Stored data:
□ □ □ □ □
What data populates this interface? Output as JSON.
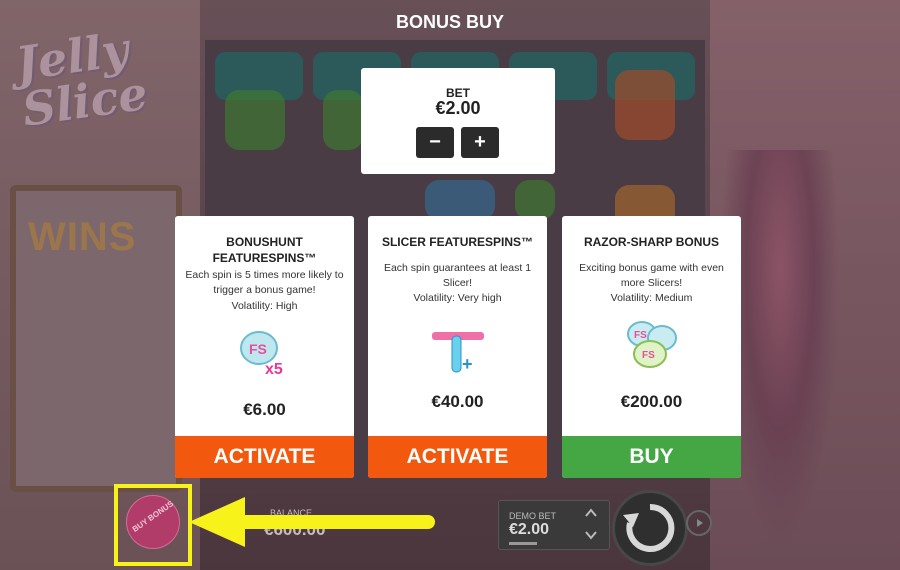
{
  "game": {
    "logo": "Jelly Slice",
    "wins_label": "WINS"
  },
  "modal": {
    "title": "BONUS BUY"
  },
  "bet": {
    "label": "BET",
    "value": "€2.00",
    "minus": "−",
    "plus": "+"
  },
  "cards": [
    {
      "name": "BONUSHUNT FEATURESPINS™",
      "desc": "Each spin is 5 times more likely to trigger a bonus game!",
      "volatility": "Volatility: High",
      "price": "€6.00",
      "action": "ACTIVATE",
      "icon": "featurespins-x5-icon"
    },
    {
      "name": "SLICER FEATURESPINS™",
      "desc": "Each spin guarantees at least 1 Slicer!",
      "volatility": "Volatility: Very high",
      "price": "€40.00",
      "action": "ACTIVATE",
      "icon": "slicer-plus-icon"
    },
    {
      "name": "RAZOR-SHARP BONUS",
      "desc": "Exciting bonus game with even more Slicers!",
      "volatility": "Volatility: Medium",
      "price": "€200.00",
      "action": "BUY",
      "icon": "razor-sharp-bonus-icon"
    }
  ],
  "footer": {
    "balance_label": "BALANCE",
    "balance_value": "€600.00",
    "demo_bet_label": "DEMO BET",
    "demo_bet_value": "€2.00",
    "buy_bonus_label": "BUY BONUS"
  },
  "colors": {
    "activate": "#f3580f",
    "buy": "#44a744",
    "highlight": "#f7f31a",
    "arrow": "#f7f31a"
  }
}
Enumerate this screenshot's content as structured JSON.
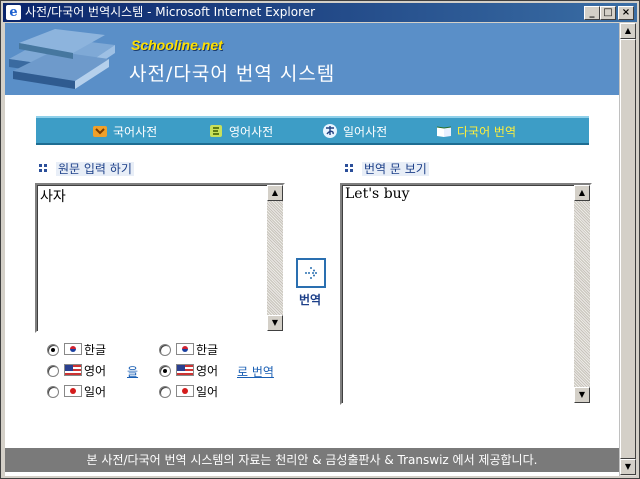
{
  "window": {
    "title": "사전/다국어 번역시스템 - Microsoft Internet Explorer",
    "min": "_",
    "max": "□",
    "close": "×"
  },
  "header": {
    "brand": "Schooline.net",
    "title": "사전/다국어 번역 시스템"
  },
  "menu": [
    {
      "label": "국어사전",
      "icon": "korean-dictionary-icon"
    },
    {
      "label": "영어사전",
      "icon": "english-dictionary-icon"
    },
    {
      "label": "일어사전",
      "icon": "japanese-dictionary-icon"
    },
    {
      "label": "다국어 번역",
      "icon": "open-book-icon",
      "active": true
    }
  ],
  "source": {
    "label": "원문 입력 하기",
    "text": "사자"
  },
  "result": {
    "label": "번역 문 보기",
    "text": "Let's buy"
  },
  "translate_button": {
    "label": "번역",
    "icon": "translate-arrow-icon"
  },
  "source_languages": [
    {
      "label": "한글",
      "flag": "korea-flag-icon",
      "checked": true
    },
    {
      "label": "영어",
      "flag": "usa-flag-icon",
      "checked": false
    },
    {
      "label": "일어",
      "flag": "japan-flag-icon",
      "checked": false
    }
  ],
  "target_languages": [
    {
      "label": "한글",
      "flag": "korea-flag-icon",
      "checked": false
    },
    {
      "label": "영어",
      "flag": "usa-flag-icon",
      "checked": true
    },
    {
      "label": "일어",
      "flag": "japan-flag-icon",
      "checked": false
    }
  ],
  "links": {
    "from": "을",
    "to": "로 번역"
  },
  "footer": "본 사전/다국어 번역 시스템의 자료는 천리안 & 금성출판사 & Transwiz 에서 제공합니다.",
  "colors": {
    "header_bg": "#5a8fc8",
    "menubar_bg": "#3d9dc6",
    "active_menu": "#ffef3a",
    "footer_bg": "#7a7a7a",
    "link": "#1a5fb4"
  }
}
□ □ □ □ □
Return the full material word for word. Do not include the pictures.

What data populates this interface? Output as JSON.
{
  "game": {
    "logo": "Jelly Slice",
    "wins_label": "WINS"
  },
  "modal": {
    "title": "BONUS BUY"
  },
  "bet": {
    "label": "BET",
    "value": "€2.00",
    "minus": "−",
    "plus": "+"
  },
  "cards": [
    {
      "name": "BONUSHUNT FEATURESPINS™",
      "desc": "Each spin is 5 times more likely to trigger a bonus game!",
      "volatility": "Volatility: High",
      "price": "€6.00",
      "action": "ACTIVATE",
      "icon": "featurespins-x5-icon"
    },
    {
      "name": "SLICER FEATURESPINS™",
      "desc": "Each spin guarantees at least 1 Slicer!",
      "volatility": "Volatility: Very high",
      "price": "€40.00",
      "action": "ACTIVATE",
      "icon": "slicer-plus-icon"
    },
    {
      "name": "RAZOR-SHARP BONUS",
      "desc": "Exciting bonus game with even more Slicers!",
      "volatility": "Volatility: Medium",
      "price": "€200.00",
      "action": "BUY",
      "icon": "razor-sharp-bonus-icon"
    }
  ],
  "footer": {
    "balance_label": "BALANCE",
    "balance_value": "€600.00",
    "demo_bet_label": "DEMO BET",
    "demo_bet_value": "€2.00",
    "buy_bonus_label": "BUY BONUS"
  },
  "colors": {
    "activate": "#f3580f",
    "buy": "#44a744",
    "highlight": "#f7f31a",
    "arrow": "#f7f31a"
  }
}
Enumerate this screenshot's content as structured JSON.
{
  "window": {
    "title": "사전/다국어 번역시스템 - Microsoft Internet Explorer",
    "min": "_",
    "max": "□",
    "close": "×"
  },
  "header": {
    "brand": "Schooline.net",
    "title": "사전/다국어 번역 시스템"
  },
  "menu": [
    {
      "label": "국어사전",
      "icon": "korean-dictionary-icon"
    },
    {
      "label": "영어사전",
      "icon": "english-dictionary-icon"
    },
    {
      "label": "일어사전",
      "icon": "japanese-dictionary-icon"
    },
    {
      "label": "다국어 번역",
      "icon": "open-book-icon",
      "active": true
    }
  ],
  "source": {
    "label": "원문 입력 하기",
    "text": "사자"
  },
  "result": {
    "label": "번역 문 보기",
    "text": "Let's buy"
  },
  "translate_button": {
    "label": "번역",
    "icon": "translate-arrow-icon"
  },
  "source_languages": [
    {
      "label": "한글",
      "flag": "korea-flag-icon",
      "checked": true
    },
    {
      "label": "영어",
      "flag": "usa-flag-icon",
      "checked": false
    },
    {
      "label": "일어",
      "flag": "japan-flag-icon",
      "checked": false
    }
  ],
  "target_languages": [
    {
      "label": "한글",
      "flag": "korea-flag-icon",
      "checked": false
    },
    {
      "label": "영어",
      "flag": "usa-flag-icon",
      "checked": true
    },
    {
      "label": "일어",
      "flag": "japan-flag-icon",
      "checked": false
    }
  ],
  "links": {
    "from": "을",
    "to": "로 번역"
  },
  "footer": "본 사전/다국어 번역 시스템의 자료는 천리안 & 금성출판사 & Transwiz 에서 제공합니다.",
  "colors": {
    "header_bg": "#5a8fc8",
    "menubar_bg": "#3d9dc6",
    "active_menu": "#ffef3a",
    "footer_bg": "#7a7a7a",
    "link": "#1a5fb4"
  }
}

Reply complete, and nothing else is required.